Each line of the data below that holds the word "wealth" is to be reported in full.

---------- EXCERPTED DATA

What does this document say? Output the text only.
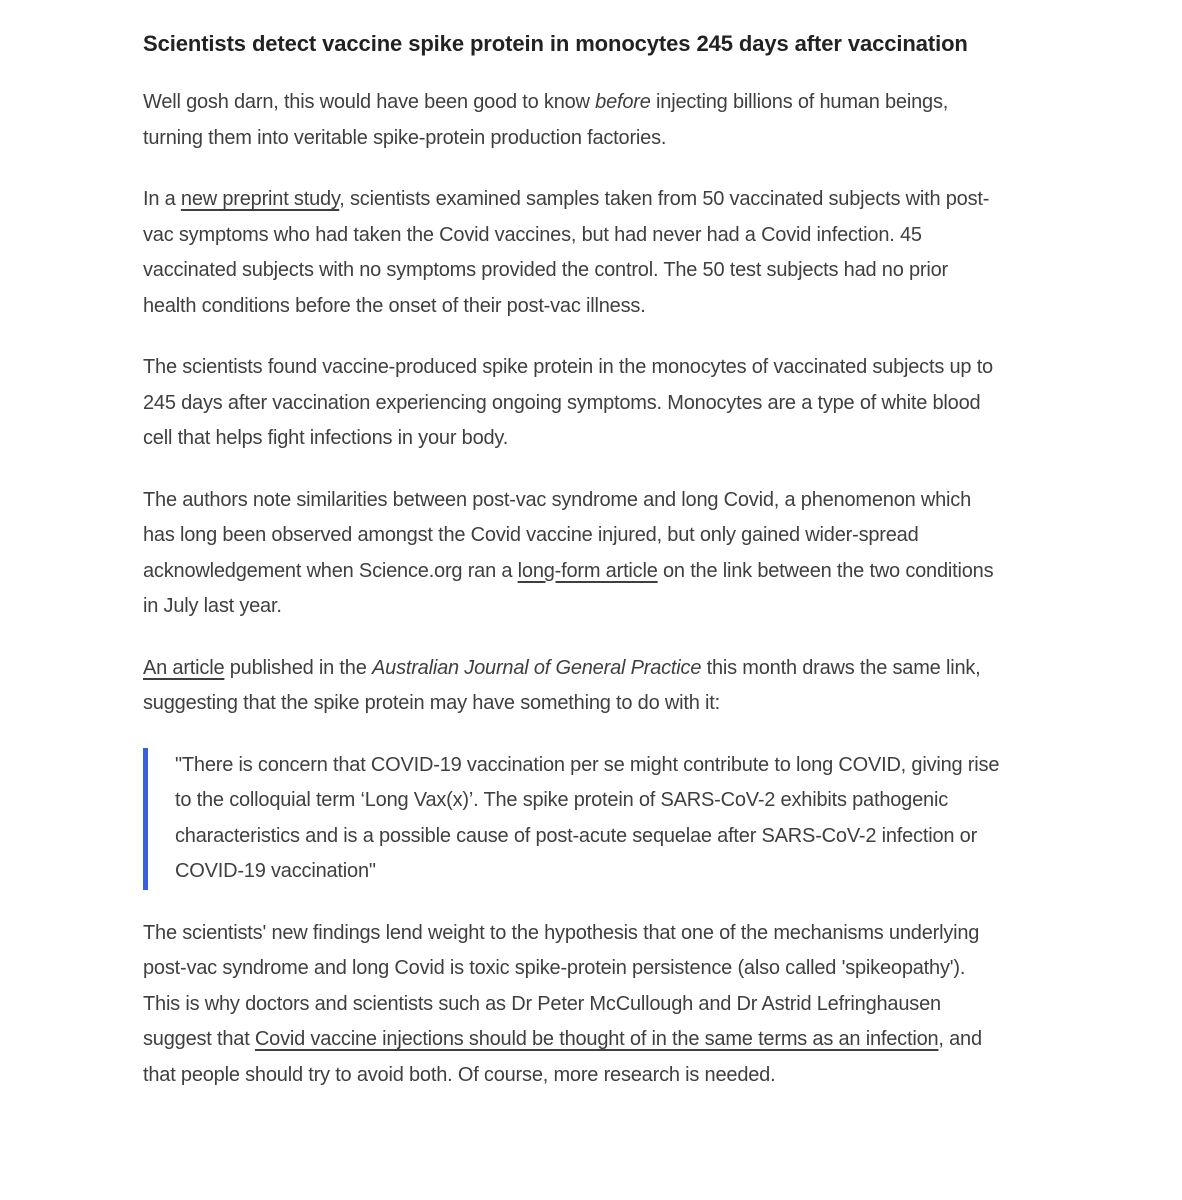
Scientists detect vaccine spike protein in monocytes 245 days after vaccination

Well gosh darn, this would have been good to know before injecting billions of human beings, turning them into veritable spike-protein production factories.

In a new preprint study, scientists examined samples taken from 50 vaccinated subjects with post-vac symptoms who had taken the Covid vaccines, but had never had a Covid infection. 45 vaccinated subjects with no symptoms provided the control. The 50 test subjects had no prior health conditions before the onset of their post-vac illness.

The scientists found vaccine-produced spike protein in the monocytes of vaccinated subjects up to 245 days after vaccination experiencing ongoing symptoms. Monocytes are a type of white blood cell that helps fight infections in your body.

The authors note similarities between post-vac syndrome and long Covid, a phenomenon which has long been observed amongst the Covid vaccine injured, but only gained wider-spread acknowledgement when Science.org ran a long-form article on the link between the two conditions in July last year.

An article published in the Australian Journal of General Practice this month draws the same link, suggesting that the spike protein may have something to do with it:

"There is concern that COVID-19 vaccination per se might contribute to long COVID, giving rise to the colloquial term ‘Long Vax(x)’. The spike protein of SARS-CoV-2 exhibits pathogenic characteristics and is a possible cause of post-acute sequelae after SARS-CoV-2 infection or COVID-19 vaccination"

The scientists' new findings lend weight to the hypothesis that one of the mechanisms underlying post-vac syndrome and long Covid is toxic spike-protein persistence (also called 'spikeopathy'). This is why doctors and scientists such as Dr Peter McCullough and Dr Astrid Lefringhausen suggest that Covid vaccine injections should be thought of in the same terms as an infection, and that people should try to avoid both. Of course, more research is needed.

--------------------
---------- EXCERPTED DATA

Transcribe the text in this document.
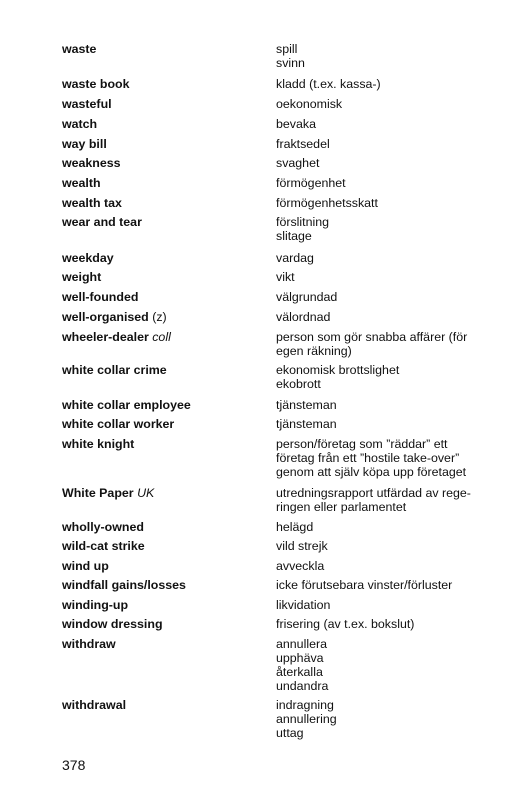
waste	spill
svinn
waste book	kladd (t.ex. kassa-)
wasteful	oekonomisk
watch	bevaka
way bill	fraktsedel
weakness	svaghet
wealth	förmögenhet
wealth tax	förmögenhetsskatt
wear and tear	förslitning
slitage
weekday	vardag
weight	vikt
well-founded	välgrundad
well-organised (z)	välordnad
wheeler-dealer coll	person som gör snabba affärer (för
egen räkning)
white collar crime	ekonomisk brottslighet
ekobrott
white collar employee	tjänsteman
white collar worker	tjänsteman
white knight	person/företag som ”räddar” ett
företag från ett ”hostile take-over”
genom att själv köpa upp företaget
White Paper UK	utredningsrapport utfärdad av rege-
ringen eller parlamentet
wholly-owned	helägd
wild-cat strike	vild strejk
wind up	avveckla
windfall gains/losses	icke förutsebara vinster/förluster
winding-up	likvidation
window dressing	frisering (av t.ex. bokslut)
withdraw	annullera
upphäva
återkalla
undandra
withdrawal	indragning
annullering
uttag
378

--------------------

*EXPECTED ANSWER*
wealth	förmögenhet
wealth tax	förmögenhetsskatt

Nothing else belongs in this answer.